▶ To be done:
Determine which lines of the records include the word "Místa", and copy them.

── Source data ──

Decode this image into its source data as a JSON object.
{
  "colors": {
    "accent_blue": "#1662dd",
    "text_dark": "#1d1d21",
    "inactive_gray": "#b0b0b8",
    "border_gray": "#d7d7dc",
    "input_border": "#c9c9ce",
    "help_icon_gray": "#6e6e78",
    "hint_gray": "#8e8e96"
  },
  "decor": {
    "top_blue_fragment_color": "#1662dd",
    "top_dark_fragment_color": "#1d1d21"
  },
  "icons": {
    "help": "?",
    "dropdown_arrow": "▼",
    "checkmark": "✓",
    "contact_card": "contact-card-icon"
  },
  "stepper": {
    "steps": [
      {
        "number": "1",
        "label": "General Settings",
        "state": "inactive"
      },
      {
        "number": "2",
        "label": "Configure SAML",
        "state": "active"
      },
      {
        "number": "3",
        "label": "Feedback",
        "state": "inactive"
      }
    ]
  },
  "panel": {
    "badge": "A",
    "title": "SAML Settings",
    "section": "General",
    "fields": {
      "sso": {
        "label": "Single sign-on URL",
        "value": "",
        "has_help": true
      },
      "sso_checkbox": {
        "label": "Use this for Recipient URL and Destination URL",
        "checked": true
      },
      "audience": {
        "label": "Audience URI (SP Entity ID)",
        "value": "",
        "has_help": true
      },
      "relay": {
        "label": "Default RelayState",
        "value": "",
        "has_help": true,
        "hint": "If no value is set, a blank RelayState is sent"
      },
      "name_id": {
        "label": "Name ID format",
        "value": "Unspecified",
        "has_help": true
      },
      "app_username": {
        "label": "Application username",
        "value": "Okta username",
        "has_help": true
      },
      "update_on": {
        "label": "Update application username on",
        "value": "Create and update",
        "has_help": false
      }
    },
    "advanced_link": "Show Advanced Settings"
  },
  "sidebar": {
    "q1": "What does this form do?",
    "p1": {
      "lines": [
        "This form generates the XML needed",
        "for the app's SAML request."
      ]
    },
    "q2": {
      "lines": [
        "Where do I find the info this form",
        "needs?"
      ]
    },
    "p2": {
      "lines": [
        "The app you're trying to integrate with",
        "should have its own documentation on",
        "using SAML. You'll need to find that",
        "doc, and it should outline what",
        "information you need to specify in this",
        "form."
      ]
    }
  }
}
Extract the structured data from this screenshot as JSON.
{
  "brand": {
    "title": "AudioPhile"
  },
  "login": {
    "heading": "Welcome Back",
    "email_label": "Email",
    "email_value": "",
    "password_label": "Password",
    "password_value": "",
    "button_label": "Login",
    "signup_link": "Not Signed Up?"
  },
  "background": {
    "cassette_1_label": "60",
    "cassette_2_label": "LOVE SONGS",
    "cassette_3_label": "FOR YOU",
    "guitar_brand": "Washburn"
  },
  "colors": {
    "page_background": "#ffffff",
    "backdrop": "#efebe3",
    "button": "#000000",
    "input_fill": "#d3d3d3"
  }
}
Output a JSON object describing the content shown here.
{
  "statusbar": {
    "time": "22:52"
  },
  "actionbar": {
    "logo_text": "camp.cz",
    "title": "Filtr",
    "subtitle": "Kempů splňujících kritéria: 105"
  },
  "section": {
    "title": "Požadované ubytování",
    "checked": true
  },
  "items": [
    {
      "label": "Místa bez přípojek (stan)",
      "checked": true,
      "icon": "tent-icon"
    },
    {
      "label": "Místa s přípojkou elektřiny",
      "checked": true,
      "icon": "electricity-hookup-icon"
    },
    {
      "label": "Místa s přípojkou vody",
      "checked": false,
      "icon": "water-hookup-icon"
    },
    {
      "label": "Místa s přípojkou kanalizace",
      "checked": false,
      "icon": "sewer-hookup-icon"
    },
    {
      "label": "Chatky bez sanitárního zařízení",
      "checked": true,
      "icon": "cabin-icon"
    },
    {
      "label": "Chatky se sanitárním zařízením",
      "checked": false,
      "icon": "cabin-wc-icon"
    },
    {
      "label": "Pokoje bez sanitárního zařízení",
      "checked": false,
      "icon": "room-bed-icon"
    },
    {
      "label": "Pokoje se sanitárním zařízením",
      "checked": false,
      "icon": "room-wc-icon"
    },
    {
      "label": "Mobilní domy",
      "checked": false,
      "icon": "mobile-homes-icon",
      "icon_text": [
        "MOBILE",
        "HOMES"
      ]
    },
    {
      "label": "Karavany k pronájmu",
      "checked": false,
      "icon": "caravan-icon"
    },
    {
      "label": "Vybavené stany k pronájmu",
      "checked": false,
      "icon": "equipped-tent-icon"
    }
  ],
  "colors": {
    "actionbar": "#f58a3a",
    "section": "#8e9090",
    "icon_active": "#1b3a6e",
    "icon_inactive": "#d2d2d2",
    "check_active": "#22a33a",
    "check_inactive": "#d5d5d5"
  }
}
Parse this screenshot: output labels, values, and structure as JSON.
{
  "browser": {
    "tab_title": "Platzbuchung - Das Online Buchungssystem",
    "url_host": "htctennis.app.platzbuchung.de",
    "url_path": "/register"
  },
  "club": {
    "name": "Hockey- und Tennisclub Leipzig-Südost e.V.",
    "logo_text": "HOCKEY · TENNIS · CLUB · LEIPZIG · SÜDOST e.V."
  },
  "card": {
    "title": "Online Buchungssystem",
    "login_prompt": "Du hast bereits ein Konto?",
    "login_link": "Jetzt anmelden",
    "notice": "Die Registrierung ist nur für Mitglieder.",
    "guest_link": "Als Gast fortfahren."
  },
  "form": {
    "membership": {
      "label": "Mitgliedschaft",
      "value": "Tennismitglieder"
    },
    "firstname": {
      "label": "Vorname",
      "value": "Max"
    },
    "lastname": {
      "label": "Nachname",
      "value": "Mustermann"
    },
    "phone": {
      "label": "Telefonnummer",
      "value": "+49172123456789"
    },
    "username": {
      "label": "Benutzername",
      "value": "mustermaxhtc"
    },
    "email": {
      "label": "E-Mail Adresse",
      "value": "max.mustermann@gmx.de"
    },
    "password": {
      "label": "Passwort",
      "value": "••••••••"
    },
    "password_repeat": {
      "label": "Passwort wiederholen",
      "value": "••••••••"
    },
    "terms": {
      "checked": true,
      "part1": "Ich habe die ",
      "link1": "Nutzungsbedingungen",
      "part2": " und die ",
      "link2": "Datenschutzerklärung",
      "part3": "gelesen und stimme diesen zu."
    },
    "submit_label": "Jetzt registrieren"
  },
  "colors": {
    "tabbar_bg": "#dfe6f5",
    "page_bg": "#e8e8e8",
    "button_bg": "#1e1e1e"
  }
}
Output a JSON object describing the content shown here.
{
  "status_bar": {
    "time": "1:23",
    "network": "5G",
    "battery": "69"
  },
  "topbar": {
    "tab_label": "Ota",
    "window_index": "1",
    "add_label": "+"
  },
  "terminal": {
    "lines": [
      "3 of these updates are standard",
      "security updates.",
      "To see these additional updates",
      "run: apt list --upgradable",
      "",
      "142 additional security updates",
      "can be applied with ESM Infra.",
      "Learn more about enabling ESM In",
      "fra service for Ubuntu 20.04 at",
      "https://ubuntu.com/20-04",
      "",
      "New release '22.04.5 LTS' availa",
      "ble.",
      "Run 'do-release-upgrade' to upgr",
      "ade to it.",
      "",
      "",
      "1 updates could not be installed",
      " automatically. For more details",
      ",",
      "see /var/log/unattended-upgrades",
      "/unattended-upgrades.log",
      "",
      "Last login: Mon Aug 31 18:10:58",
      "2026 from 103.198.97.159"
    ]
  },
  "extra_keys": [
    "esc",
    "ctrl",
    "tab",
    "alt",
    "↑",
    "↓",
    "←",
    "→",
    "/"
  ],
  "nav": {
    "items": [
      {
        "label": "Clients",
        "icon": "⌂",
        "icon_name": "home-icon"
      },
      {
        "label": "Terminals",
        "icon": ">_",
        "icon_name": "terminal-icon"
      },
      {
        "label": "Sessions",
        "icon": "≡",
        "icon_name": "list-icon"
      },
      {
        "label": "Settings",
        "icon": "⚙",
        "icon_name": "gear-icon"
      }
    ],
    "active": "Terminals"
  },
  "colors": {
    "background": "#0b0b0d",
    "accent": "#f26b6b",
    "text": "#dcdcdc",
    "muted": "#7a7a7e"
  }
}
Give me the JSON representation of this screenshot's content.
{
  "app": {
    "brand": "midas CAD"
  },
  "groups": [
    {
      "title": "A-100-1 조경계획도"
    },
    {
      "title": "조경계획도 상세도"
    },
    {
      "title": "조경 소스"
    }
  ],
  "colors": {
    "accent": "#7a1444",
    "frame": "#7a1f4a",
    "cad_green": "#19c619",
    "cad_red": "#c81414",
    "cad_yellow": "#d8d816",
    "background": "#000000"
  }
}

───

▶ Completed task:
      "label": "Místa bez přípojek (stan)",
      "label": "Místa s přípojkou elektřiny",
      "label": "Místa s přípojkou vody",
      "label": "Místa s přípojkou kanalizace",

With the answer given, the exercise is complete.